Return the lines in the records starting at the line containing "sleep-checkbox[interactable] (32, 280, 43, 291)" and ending at the line containing "fast-startup-desc: 这有助于在关机之后更快地启动电脑。不会影响重启。 了解更多信息", both included, copied character for character.

----

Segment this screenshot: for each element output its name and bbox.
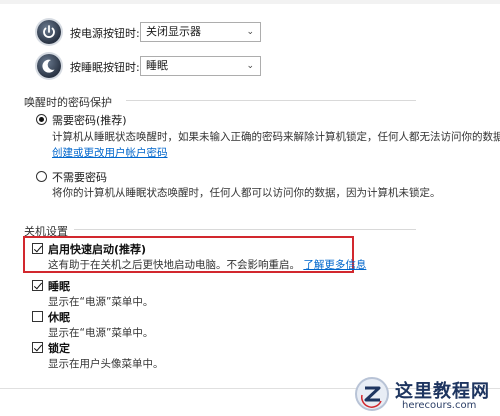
sleep-checkbox[interactable] (32, 280, 43, 291)
no-password-radio[interactable] (36, 171, 47, 182)
lock-desc: 显示在用户头像菜单中。 (48, 358, 164, 370)
sleep-button-label: 按睡眠按钮时: (70, 61, 140, 74)
watermark-url: herecours.com (402, 400, 477, 411)
fast-startup-desc: 这有助于在关机之后更快地启动电脑。不会影响重启。 了解更多信息 (48, 257, 366, 272)
power-button-value: 关闭显示器 (146, 25, 201, 38)
learn-more-link[interactable]: 了解更多信息 (303, 259, 366, 271)
sleep-button-select[interactable]: 睡眠 ⌄ (140, 56, 261, 76)
sleep-desc: 显示在“电源”菜单中。 (48, 296, 154, 308)
sleep-button-value: 睡眠 (146, 59, 168, 72)
section-divider (126, 100, 416, 101)
section-divider (74, 229, 416, 230)
hibernate-checkbox[interactable] (32, 311, 43, 322)
fast-startup-label: 启用快速启动(推荐) (48, 243, 147, 256)
sleep-label: 睡眠 (48, 280, 70, 293)
require-password-desc: 计算机从睡眠状态唤醒时，如果未输入正确的密码来解除计算机锁定，任何人都无法访问你… (52, 131, 500, 143)
top-divider (0, 0, 500, 4)
hibernate-desc: 显示在“电源”菜单中。 (48, 327, 154, 339)
lock-label: 锁定 (48, 342, 70, 355)
power-icon (37, 20, 61, 44)
require-password-radio[interactable] (36, 114, 47, 125)
power-button-select[interactable]: 关闭显示器 ⌄ (140, 22, 261, 42)
power-button-label: 按电源按钮时: (70, 27, 140, 40)
moon-icon (37, 54, 61, 78)
hibernate-label: 休眠 (48, 311, 70, 324)
no-password-desc: 将你的计算机从睡眠状态唤醒时，任何人都可以访问你的数据，因为计算机未锁定。 (52, 187, 441, 199)
change-password-link[interactable]: 创建或更改用户帐户密码 (52, 145, 168, 160)
no-password-label: 不需要密码 (52, 171, 107, 184)
chevron-down-icon: ⌄ (246, 61, 254, 71)
require-password-label: 需要密码(推荐) (52, 114, 127, 127)
watermark-logo-icon (355, 377, 389, 411)
lock-checkbox[interactable] (32, 342, 43, 353)
fast-startup-checkbox[interactable] (32, 243, 43, 254)
chevron-down-icon: ⌄ (246, 27, 254, 37)
wake-password-title: 唤醒时的密码保护 (24, 96, 112, 109)
fast-startup-desc-text: 这有助于在关机之后更快地启动电脑。不会影响重启。 (48, 259, 300, 271)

----

**Answer in full:**
sleep-checkbox[interactable] (32, 280, 43, 291)
no-password-radio[interactable] (36, 171, 47, 182)
lock-desc: 显示在用户头像菜单中。 (48, 358, 164, 370)
sleep-button-label: 按睡眠按钮时: (70, 61, 140, 74)
watermark-url: herecours.com (402, 400, 477, 411)
fast-startup-desc: 这有助于在关机之后更快地启动电脑。不会影响重启。 了解更多信息 (48, 257, 366, 272)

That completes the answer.